Written instruction: Copy every record word for word.

-=-=-=-=-

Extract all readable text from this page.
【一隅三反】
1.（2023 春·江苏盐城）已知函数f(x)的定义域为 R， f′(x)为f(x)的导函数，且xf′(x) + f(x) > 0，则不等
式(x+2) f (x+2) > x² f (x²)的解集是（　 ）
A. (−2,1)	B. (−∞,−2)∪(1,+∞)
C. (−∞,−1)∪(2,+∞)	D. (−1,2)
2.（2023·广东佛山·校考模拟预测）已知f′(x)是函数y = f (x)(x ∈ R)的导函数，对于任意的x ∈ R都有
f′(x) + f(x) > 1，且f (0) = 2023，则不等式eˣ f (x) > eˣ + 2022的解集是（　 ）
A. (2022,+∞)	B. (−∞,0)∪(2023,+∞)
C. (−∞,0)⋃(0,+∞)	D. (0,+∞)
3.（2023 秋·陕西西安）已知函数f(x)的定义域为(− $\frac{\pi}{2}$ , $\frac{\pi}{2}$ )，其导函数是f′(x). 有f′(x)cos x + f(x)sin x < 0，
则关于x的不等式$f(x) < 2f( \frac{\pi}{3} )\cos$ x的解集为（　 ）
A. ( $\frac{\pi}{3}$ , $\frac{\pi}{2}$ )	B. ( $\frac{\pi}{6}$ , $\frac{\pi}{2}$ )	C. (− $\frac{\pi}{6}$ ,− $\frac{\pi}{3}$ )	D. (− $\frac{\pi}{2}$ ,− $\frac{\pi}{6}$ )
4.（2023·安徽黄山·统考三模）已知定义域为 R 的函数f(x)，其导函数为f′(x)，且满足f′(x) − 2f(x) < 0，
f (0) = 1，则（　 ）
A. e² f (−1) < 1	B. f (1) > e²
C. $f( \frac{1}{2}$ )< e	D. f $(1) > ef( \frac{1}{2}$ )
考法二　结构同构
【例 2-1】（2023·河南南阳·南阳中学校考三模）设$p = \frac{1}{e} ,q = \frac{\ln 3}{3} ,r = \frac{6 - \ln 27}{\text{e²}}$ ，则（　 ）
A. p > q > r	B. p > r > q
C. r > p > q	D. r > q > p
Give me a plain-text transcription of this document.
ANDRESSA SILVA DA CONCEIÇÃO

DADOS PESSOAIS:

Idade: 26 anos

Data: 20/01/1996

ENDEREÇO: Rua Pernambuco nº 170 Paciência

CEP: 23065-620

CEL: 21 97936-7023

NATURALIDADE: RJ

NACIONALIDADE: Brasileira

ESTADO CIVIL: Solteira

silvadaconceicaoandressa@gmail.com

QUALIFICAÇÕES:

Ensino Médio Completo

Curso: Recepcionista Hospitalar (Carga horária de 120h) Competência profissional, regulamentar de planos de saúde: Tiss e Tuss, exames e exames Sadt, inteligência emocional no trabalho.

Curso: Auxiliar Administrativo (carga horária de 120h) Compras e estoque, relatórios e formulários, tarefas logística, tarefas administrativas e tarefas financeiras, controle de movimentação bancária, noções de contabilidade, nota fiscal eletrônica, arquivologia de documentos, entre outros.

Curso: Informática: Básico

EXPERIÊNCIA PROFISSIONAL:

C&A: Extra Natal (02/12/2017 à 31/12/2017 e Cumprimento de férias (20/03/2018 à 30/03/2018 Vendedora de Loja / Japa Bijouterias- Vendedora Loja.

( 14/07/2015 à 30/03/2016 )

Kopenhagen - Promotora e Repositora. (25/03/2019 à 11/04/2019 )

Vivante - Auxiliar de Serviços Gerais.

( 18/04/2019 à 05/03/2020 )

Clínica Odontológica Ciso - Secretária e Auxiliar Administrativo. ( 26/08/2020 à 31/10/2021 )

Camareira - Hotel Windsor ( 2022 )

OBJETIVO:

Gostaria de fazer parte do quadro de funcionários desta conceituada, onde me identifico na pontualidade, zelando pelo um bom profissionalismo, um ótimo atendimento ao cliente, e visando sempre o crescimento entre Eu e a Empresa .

-=-=-=-=-

Answer:
Extract all readable text from this page.
【一隅三反】
1.（2023 春·江苏盐城）已知函数f(x)的定义域为 R， f′(x)为f(x)的导函数，且xf′(x) + f(x) > 0，则不等
式(x+2) f (x+2) > x² f (x²)的解集是（　 ）
A. (−2,1)	B. (−∞,−2)∪(1,+∞)
C. (−∞,−1)∪(2,+∞)	D. (−1,2)
2.（2023·广东佛山·校考模拟预测）已知f′(x)是函数y = f (x)(x ∈ R)的导函数，对于任意的x ∈ R都有
f′(x) + f(x) > 1，且f (0) = 2023，则不等式eˣ f (x) > eˣ + 2022的解集是（　 ）
A. (2022,+∞)	B. (−∞,0)∪(2023,+∞)
C. (−∞,0)⋃(0,+∞)	D. (0,+∞)
3.（2023 秋·陕西西安）已知函数f(x)的定义域为(− $\frac{\pi}{2}$ , $\frac{\pi}{2}$ )，其导函数是f′(x). 有f′(x)cos x + f(x)sin x < 0，
则关于x的不等式$f(x) < 2f( \frac{\pi}{3} )\cos$ x的解集为（　 ）
A. ( $\frac{\pi}{3}$ , $\frac{\pi}{2}$ )	B. ( $\frac{\pi}{6}$ , $\frac{\pi}{2}$ )	C. (− $\frac{\pi}{6}$ ,− $\frac{\pi}{3}$ )	D. (− $\frac{\pi}{2}$ ,− $\frac{\pi}{6}$ )
4.（2023·安徽黄山·统考三模）已知定义域为 R 的函数f(x)，其导函数为f′(x)，且满足f′(x) − 2f(x) < 0，
f (0) = 1，则（　 ）
A. e² f (−1) < 1	B. f (1) > e²
C. $f( \frac{1}{2}$ )< e	D. f $(1) > ef( \frac{1}{2}$ )
考法二　结构同构
【例 2-1】（2023·河南南阳·南阳中学校考三模）设$p = \frac{1}{e} ,q = \frac{\ln 3}{3} ,r = \frac{6 - \ln 27}{\text{e²}}$ ，则（　 ）
A. p > q > r	B. p > r > q
C. r > p > q	D. r > q > p
Give me a plain-text transcription of this document.
ANDRESSA SILVA DA CONCEIÇÃO

DADOS PESSOAIS:

Idade: 26 anos

Data: 20/01/1996

ENDEREÇO: Rua Pernambuco nº 170 Paciência

CEP: 23065-620

CEL: 21 97936-7023

NATURALIDADE: RJ

NACIONALIDADE: Brasileira

ESTADO CIVIL: Solteira

silvadaconceicaoandressa@gmail.com

QUALIFICAÇÕES:

Ensino Médio Completo

Curso: Recepcionista Hospitalar (Carga horária de 120h) Competência profissional, regulamentar de planos de saúde: Tiss e Tuss, exames e exames Sadt, inteligência emocional no trabalho.

Curso: Auxiliar Administrativo (carga horária de 120h) Compras e estoque, relatórios e formulários, tarefas logística, tarefas administrativas e tarefas financeiras, controle de movimentação bancária, noções de contabilidade, nota fiscal eletrônica, arquivologia de documentos, entre outros.

Curso: Informática: Básico

EXPERIÊNCIA PROFISSIONAL:

C&A: Extra Natal (02/12/2017 à 31/12/2017 e Cumprimento de férias (20/03/2018 à 30/03/2018 Vendedora de Loja / Japa Bijouterias- Vendedora Loja.

( 14/07/2015 à 30/03/2016 )

Kopenhagen - Promotora e Repositora. (25/03/2019 à 11/04/2019 )

Vivante - Auxiliar de Serviços Gerais.

( 18/04/2019 à 05/03/2020 )

Clínica Odontológica Ciso - Secretária e Auxiliar Administrativo. ( 26/08/2020 à 31/10/2021 )

Camareira - Hotel Windsor ( 2022 )

OBJETIVO:

Gostaria de fazer parte do quadro de funcionários desta conceituada, onde me identifico na pontualidade, zelando pelo um bom profissionalismo, um ótimo atendimento ao cliente, e visando sempre o crescimento entre Eu e a Empresa .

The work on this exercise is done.